● **What is asked**:
Transcribe all of the material below word for word and leave out its pictures.

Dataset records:
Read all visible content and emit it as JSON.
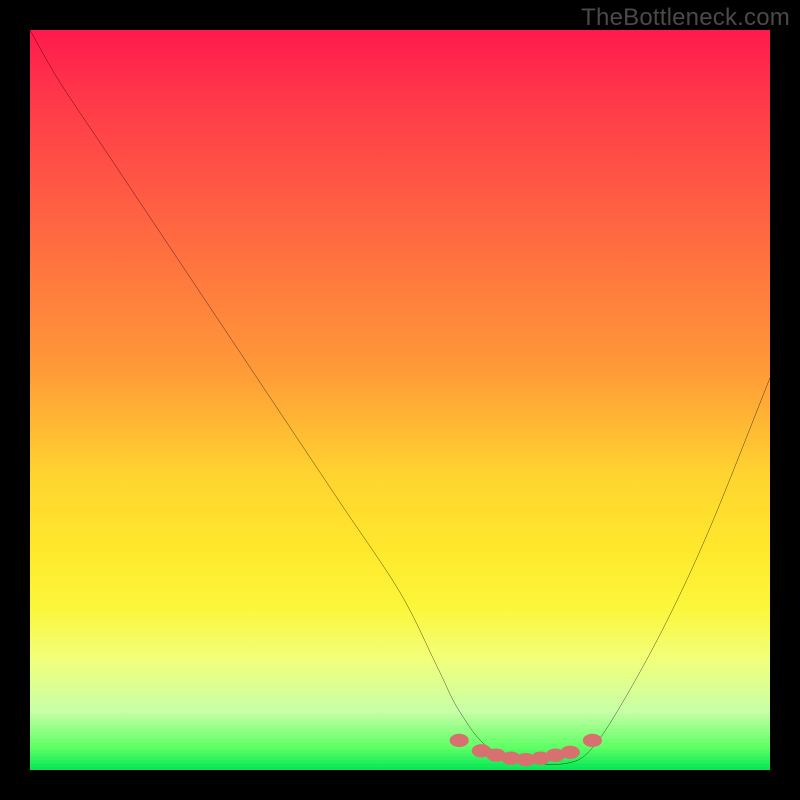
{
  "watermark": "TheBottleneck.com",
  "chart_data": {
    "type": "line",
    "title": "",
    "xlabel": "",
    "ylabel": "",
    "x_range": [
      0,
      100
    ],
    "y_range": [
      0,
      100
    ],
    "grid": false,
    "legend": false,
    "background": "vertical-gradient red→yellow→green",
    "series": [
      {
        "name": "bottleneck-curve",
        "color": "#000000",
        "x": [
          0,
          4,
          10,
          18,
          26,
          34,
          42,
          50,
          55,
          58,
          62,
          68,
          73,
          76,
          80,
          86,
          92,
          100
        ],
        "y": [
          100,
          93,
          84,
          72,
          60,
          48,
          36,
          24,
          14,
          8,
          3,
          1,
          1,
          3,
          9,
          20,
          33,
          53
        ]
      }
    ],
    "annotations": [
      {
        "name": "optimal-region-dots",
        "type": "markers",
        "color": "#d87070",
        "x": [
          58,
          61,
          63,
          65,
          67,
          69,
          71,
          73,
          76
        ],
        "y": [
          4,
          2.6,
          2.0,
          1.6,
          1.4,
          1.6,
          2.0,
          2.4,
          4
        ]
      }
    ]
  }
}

● **Answer to the exercise**:
Read all visible content and emit it as JSON.
{
  "watermark": "TheBottleneck.com",
  "chart_data": {
    "type": "line",
    "title": "",
    "xlabel": "",
    "ylabel": "",
    "x_range": [
      0,
      100
    ],
    "y_range": [
      0,
      100
    ],
    "grid": false,
    "legend": false,
    "background": "vertical-gradient red→yellow→green",
    "series": [
      {
        "name": "bottleneck-curve",
        "color": "#000000",
        "x": [
          0,
          4,
          10,
          18,
          26,
          34,
          42,
          50,
          55,
          58,
          62,
          68,
          73,
          76,
          80,
          86,
          92,
          100
        ],
        "y": [
          100,
          93,
          84,
          72,
          60,
          48,
          36,
          24,
          14,
          8,
          3,
          1,
          1,
          3,
          9,
          20,
          33,
          53
        ]
      }
    ],
    "annotations": [
      {
        "name": "optimal-region-dots",
        "type": "markers",
        "color": "#d87070",
        "x": [
          58,
          61,
          63,
          65,
          67,
          69,
          71,
          73,
          76
        ],
        "y": [
          4,
          2.6,
          2.0,
          1.6,
          1.4,
          1.6,
          2.0,
          2.4,
          4
        ]
      }
    ]
  }
}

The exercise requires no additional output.